:: Problem ::
Would you copy out the whole listing exactly as given?

(Entries from a dataset)
= = = = = = =

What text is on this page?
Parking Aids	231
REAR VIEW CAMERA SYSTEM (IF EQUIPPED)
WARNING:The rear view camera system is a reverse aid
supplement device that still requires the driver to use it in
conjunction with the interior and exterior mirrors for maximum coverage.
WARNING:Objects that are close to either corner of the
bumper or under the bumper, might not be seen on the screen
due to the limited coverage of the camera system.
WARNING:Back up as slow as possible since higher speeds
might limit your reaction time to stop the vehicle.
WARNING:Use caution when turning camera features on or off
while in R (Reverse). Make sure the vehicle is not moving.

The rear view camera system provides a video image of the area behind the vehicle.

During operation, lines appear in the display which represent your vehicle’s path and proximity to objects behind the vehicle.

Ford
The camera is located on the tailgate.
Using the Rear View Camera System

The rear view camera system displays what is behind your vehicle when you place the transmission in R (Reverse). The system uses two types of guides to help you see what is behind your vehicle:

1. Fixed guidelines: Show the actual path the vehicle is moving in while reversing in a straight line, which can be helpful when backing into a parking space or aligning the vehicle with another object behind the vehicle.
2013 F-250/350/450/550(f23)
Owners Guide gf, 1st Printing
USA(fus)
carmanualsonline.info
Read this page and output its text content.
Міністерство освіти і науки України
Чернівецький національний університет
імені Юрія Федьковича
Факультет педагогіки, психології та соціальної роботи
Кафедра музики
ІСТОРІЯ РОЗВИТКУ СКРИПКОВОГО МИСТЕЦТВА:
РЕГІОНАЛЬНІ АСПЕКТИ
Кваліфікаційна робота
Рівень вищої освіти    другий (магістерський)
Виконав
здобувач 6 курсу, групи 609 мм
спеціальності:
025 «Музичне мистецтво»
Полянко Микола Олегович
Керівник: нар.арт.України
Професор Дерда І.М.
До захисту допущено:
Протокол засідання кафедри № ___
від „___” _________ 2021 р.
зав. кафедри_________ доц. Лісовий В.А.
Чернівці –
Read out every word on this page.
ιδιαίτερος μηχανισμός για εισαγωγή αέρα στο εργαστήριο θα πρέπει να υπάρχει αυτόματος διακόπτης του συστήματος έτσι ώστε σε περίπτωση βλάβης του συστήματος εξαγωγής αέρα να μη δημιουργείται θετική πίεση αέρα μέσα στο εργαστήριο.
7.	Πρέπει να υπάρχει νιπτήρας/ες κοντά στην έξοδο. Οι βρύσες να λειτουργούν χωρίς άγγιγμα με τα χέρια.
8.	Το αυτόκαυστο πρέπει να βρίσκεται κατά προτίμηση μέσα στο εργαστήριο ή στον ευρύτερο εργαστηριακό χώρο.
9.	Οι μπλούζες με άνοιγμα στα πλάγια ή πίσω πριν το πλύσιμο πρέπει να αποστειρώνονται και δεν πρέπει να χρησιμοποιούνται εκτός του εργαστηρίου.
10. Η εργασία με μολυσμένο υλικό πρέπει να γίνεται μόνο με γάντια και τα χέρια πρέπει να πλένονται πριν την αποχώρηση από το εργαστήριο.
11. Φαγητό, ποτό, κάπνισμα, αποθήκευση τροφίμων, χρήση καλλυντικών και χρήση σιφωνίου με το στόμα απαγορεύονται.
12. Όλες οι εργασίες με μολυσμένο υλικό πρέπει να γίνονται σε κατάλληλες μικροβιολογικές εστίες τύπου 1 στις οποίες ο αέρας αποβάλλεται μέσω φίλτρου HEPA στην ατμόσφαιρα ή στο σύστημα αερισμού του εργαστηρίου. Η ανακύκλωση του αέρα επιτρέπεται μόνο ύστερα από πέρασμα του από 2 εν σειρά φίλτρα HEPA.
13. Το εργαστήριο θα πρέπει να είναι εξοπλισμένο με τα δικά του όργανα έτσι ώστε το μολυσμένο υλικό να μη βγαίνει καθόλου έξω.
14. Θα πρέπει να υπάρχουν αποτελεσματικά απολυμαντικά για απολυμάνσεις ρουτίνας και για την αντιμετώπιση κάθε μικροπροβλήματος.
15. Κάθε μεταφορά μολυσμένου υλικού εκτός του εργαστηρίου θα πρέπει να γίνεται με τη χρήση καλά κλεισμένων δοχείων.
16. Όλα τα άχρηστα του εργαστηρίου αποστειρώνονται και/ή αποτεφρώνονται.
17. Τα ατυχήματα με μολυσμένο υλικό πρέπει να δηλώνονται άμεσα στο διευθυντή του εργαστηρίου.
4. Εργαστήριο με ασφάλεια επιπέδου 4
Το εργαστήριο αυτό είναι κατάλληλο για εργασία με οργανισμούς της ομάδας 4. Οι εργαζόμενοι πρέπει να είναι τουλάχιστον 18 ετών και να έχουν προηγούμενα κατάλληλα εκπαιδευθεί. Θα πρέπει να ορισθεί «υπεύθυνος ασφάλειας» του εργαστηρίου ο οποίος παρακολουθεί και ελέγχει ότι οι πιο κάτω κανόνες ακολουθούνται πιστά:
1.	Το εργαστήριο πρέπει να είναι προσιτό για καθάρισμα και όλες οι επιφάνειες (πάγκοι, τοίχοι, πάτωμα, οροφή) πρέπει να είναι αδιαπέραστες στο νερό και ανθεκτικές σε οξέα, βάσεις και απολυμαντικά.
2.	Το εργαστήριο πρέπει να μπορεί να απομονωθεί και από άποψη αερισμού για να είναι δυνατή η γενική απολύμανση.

= = = = = = =

:: Output below ::
What text is on this page?
Parking Aids	231
REAR VIEW CAMERA SYSTEM (IF EQUIPPED)
WARNING:The rear view camera system is a reverse aid
supplement device that still requires the driver to use it in
conjunction with the interior and exterior mirrors for maximum coverage.
WARNING:Objects that are close to either corner of the
bumper or under the bumper, might not be seen on the screen
due to the limited coverage of the camera system.
WARNING:Back up as slow as possible since higher speeds
might limit your reaction time to stop the vehicle.
WARNING:Use caution when turning camera features on or off
while in R (Reverse). Make sure the vehicle is not moving.

The rear view camera system provides a video image of the area behind the vehicle.

During operation, lines appear in the display which represent your vehicle’s path and proximity to objects behind the vehicle.

Ford
The camera is located on the tailgate.
Using the Rear View Camera System

The rear view camera system displays what is behind your vehicle when you place the transmission in R (Reverse). The system uses two types of guides to help you see what is behind your vehicle:

1. Fixed guidelines: Show the actual path the vehicle is moving in while reversing in a straight line, which can be helpful when backing into a parking space or aligning the vehicle with another object behind the vehicle.
2013 F-250/350/450/550(f23)
Owners Guide gf, 1st Printing
USA(fus)
carmanualsonline.info
Read this page and output its text content.
Міністерство освіти і науки України
Чернівецький національний університет
імені Юрія Федьковича
Факультет педагогіки, психології та соціальної роботи
Кафедра музики
ІСТОРІЯ РОЗВИТКУ СКРИПКОВОГО МИСТЕЦТВА:
РЕГІОНАЛЬНІ АСПЕКТИ
Кваліфікаційна робота
Рівень вищої освіти    другий (магістерський)
Виконав
здобувач 6 курсу, групи 609 мм
спеціальності:
025 «Музичне мистецтво»
Полянко Микола Олегович
Керівник: нар.арт.України
Професор Дерда І.М.
До захисту допущено:
Протокол засідання кафедри № ___
від „___” _________ 2021 р.
зав. кафедри_________ доц. Лісовий В.А.
Чернівці –
Read out every word on this page.
ιδιαίτερος μηχανισμός για εισαγωγή αέρα στο εργαστήριο θα πρέπει να υπάρχει αυτόματος διακόπτης του συστήματος έτσι ώστε σε περίπτωση βλάβης του συστήματος εξαγωγής αέρα να μη δημιουργείται θετική πίεση αέρα μέσα στο εργαστήριο.
7.	Πρέπει να υπάρχει νιπτήρας/ες κοντά στην έξοδο. Οι βρύσες να λειτουργούν χωρίς άγγιγμα με τα χέρια.
8.	Το αυτόκαυστο πρέπει να βρίσκεται κατά προτίμηση μέσα στο εργαστήριο ή στον ευρύτερο εργαστηριακό χώρο.
9.	Οι μπλούζες με άνοιγμα στα πλάγια ή πίσω πριν το πλύσιμο πρέπει να αποστειρώνονται και δεν πρέπει να χρησιμοποιούνται εκτός του εργαστηρίου.
10. Η εργασία με μολυσμένο υλικό πρέπει να γίνεται μόνο με γάντια και τα χέρια πρέπει να πλένονται πριν την αποχώρηση από το εργαστήριο.
11. Φαγητό, ποτό, κάπνισμα, αποθήκευση τροφίμων, χρήση καλλυντικών και χρήση σιφωνίου με το στόμα απαγορεύονται.
12. Όλες οι εργασίες με μολυσμένο υλικό πρέπει να γίνονται σε κατάλληλες μικροβιολογικές εστίες τύπου 1 στις οποίες ο αέρας αποβάλλεται μέσω φίλτρου HEPA στην ατμόσφαιρα ή στο σύστημα αερισμού του εργαστηρίου. Η ανακύκλωση του αέρα επιτρέπεται μόνο ύστερα από πέρασμα του από 2 εν σειρά φίλτρα HEPA.
13. Το εργαστήριο θα πρέπει να είναι εξοπλισμένο με τα δικά του όργανα έτσι ώστε το μολυσμένο υλικό να μη βγαίνει καθόλου έξω.
14. Θα πρέπει να υπάρχουν αποτελεσματικά απολυμαντικά για απολυμάνσεις ρουτίνας και για την αντιμετώπιση κάθε μικροπροβλήματος.
15. Κάθε μεταφορά μολυσμένου υλικού εκτός του εργαστηρίου θα πρέπει να γίνεται με τη χρήση καλά κλεισμένων δοχείων.
16. Όλα τα άχρηστα του εργαστηρίου αποστειρώνονται και/ή αποτεφρώνονται.
17. Τα ατυχήματα με μολυσμένο υλικό πρέπει να δηλώνονται άμεσα στο διευθυντή του εργαστηρίου.
4. Εργαστήριο με ασφάλεια επιπέδου 4
Το εργαστήριο αυτό είναι κατάλληλο για εργασία με οργανισμούς της ομάδας 4. Οι εργαζόμενοι πρέπει να είναι τουλάχιστον 18 ετών και να έχουν προηγούμενα κατάλληλα εκπαιδευθεί. Θα πρέπει να ορισθεί «υπεύθυνος ασφάλειας» του εργαστηρίου ο οποίος παρακολουθεί και ελέγχει ότι οι πιο κάτω κανόνες ακολουθούνται πιστά:
1.	Το εργαστήριο πρέπει να είναι προσιτό για καθάρισμα και όλες οι επιφάνειες (πάγκοι, τοίχοι, πάτωμα, οροφή) πρέπει να είναι αδιαπέραστες στο νερό και ανθεκτικές σε οξέα, βάσεις και απολυμαντικά.
2.	Το εργαστήριο πρέπει να μπορεί να απομονωθεί και από άποψη αερισμού για να είναι δυνατή η γενική απολύμανση.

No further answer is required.